■ WHAT YOU SHOULD DO ■
Show all lines from the data that include the word "optA".

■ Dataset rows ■
──────────────────────────────

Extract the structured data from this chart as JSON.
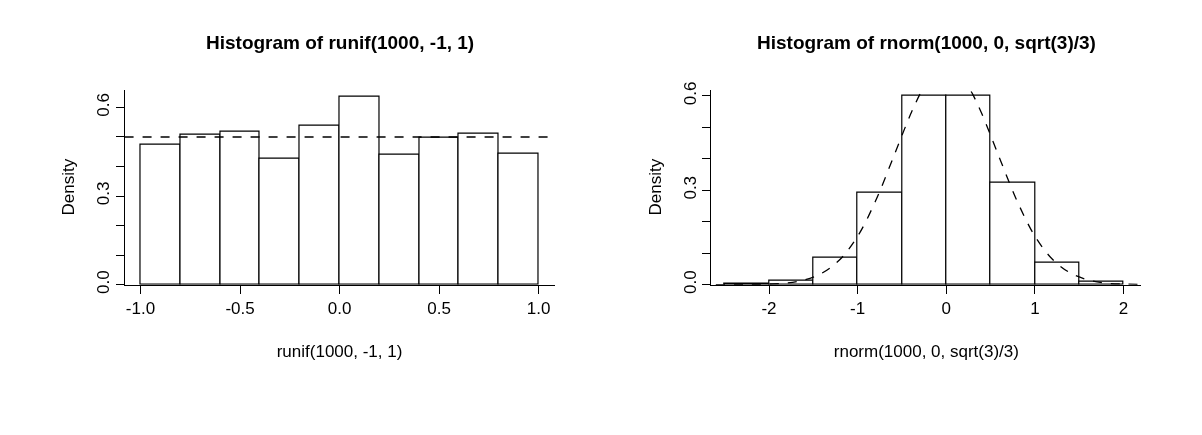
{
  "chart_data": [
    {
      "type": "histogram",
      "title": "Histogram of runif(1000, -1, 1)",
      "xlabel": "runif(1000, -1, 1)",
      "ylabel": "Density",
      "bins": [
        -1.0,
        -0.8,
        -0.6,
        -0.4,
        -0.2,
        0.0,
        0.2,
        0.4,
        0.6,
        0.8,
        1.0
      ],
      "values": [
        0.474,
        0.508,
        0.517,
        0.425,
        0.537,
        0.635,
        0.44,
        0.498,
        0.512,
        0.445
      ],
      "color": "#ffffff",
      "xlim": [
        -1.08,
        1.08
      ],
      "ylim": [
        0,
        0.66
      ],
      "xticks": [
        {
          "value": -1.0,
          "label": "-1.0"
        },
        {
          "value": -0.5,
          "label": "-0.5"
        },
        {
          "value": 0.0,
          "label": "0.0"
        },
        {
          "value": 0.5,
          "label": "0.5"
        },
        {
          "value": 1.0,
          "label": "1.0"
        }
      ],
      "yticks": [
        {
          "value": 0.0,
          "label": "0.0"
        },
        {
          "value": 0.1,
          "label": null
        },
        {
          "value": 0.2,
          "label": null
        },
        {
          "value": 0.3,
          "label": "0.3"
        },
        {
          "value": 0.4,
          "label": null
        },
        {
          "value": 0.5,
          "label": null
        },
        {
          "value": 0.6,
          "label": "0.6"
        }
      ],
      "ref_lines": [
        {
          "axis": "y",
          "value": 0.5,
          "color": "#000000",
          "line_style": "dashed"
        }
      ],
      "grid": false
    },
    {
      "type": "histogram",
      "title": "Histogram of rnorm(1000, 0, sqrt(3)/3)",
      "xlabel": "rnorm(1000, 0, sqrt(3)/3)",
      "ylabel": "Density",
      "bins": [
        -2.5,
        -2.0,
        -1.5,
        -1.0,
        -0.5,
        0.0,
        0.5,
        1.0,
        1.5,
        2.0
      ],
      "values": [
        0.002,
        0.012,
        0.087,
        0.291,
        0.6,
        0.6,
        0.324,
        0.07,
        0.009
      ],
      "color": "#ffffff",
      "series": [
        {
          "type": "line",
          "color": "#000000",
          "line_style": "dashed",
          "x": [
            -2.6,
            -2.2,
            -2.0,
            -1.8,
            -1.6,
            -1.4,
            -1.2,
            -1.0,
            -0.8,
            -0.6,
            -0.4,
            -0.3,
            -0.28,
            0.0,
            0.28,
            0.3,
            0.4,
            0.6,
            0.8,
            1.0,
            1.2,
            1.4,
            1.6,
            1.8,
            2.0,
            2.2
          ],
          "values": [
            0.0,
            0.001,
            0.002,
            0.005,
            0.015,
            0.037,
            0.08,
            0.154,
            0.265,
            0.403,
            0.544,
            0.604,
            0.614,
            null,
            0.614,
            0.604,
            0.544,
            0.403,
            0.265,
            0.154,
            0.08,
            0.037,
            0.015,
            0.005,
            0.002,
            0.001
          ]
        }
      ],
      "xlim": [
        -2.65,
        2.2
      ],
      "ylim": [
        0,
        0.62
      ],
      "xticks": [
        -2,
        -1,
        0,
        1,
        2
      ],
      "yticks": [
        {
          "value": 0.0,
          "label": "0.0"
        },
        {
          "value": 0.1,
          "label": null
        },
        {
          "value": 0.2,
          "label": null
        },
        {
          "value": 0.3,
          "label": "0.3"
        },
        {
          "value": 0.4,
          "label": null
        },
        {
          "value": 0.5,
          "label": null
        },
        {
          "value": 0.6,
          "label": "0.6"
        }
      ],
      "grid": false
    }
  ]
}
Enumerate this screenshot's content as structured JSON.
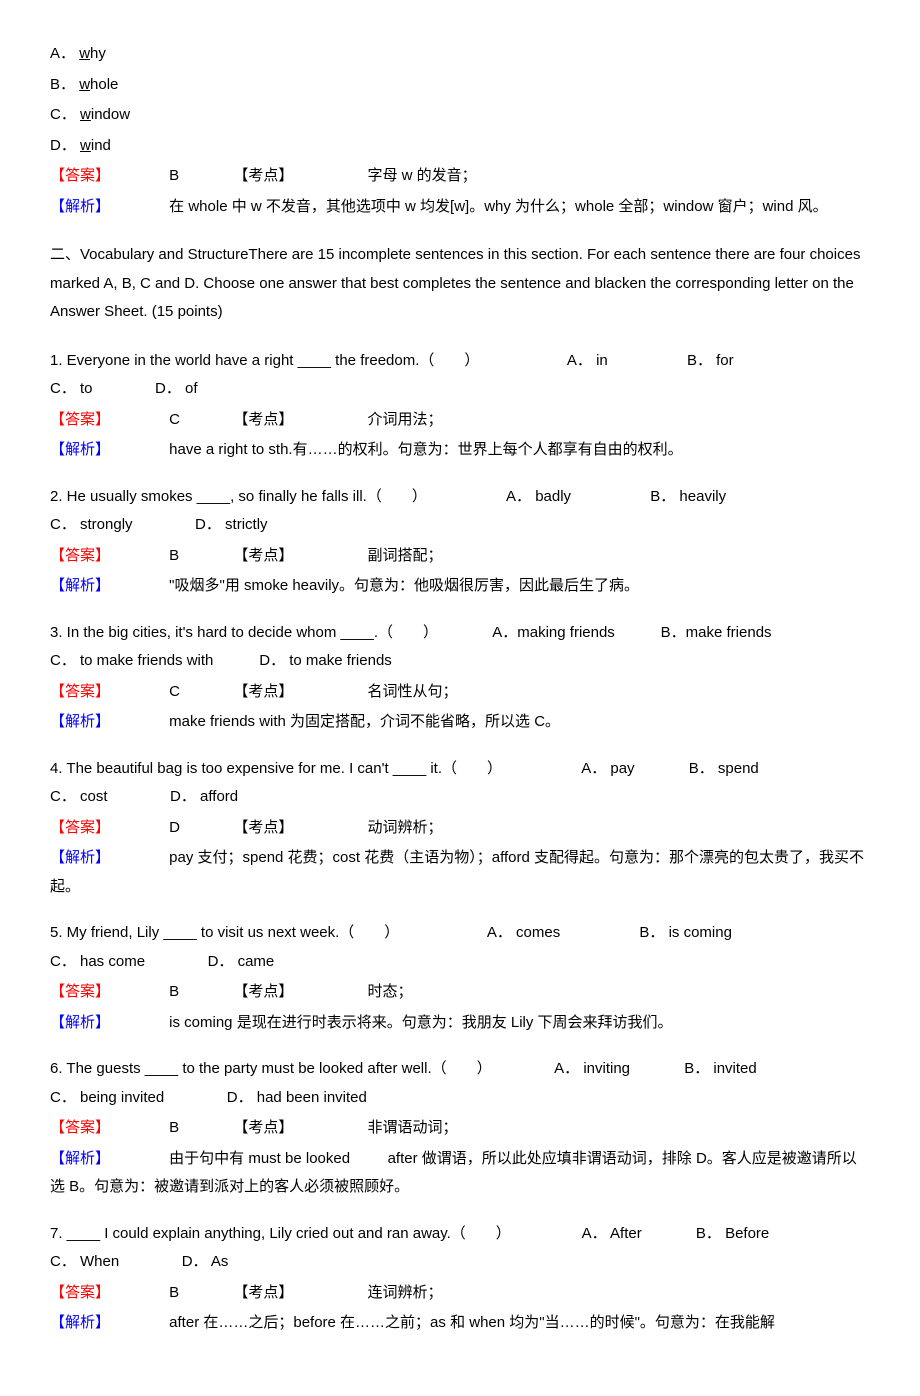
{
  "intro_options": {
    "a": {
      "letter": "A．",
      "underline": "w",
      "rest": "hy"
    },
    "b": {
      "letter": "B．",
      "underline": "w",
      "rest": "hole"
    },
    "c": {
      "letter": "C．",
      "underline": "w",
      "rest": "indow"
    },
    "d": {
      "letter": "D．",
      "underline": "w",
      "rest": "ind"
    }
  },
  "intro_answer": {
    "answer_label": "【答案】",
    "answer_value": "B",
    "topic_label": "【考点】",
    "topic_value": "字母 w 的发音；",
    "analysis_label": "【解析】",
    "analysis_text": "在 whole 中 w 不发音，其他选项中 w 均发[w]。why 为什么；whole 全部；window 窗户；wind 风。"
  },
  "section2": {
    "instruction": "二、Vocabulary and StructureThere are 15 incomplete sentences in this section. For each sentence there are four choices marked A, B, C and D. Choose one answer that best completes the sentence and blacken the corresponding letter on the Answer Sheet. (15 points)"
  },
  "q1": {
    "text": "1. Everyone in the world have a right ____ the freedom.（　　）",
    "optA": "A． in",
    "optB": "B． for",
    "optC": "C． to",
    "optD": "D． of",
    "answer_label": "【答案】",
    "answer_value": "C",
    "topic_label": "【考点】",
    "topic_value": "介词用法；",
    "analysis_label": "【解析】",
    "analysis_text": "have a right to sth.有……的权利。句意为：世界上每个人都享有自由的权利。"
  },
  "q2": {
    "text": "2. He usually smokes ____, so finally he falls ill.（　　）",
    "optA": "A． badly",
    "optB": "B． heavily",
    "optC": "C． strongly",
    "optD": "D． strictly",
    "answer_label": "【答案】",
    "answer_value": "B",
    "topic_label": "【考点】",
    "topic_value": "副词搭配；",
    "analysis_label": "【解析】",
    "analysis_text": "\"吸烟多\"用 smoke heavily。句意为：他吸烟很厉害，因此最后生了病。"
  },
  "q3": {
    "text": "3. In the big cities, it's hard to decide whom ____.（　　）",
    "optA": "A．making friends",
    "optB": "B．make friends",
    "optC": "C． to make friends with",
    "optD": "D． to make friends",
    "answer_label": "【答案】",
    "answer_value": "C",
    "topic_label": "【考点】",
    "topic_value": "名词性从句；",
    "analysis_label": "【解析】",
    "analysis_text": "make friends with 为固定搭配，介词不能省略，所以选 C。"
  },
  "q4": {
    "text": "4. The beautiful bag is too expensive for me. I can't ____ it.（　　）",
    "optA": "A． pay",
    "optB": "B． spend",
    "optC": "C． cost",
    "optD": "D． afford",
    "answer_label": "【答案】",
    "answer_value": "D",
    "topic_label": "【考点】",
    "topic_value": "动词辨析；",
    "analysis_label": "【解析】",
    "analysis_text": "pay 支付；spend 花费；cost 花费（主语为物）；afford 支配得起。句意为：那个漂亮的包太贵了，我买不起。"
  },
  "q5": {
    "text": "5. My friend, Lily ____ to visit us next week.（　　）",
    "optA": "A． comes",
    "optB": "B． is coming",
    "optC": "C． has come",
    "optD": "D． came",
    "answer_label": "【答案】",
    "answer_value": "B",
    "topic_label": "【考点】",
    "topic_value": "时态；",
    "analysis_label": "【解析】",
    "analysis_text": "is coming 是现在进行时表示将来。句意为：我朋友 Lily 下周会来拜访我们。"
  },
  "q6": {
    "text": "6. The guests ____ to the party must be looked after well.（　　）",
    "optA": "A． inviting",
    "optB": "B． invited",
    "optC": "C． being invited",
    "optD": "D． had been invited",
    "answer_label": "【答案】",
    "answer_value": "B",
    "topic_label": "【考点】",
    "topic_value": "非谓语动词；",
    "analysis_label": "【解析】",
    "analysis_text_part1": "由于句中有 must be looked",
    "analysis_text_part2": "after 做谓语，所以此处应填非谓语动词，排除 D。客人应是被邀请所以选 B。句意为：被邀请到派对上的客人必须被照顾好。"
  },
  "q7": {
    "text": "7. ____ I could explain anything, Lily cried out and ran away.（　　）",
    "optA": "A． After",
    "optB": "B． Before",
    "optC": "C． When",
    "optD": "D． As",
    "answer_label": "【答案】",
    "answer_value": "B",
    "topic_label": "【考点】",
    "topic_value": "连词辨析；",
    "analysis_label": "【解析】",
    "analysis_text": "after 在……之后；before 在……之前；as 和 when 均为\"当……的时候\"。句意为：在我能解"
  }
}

──────────────────────────────

■ FINAL ANSWER ■
    "optA": "A． in",
    "optA": "A． badly",
    "optA": "A．making friends",
    "optA": "A． pay",
    "optA": "A． comes",
    "optA": "A． inviting",
    "optA": "A． After",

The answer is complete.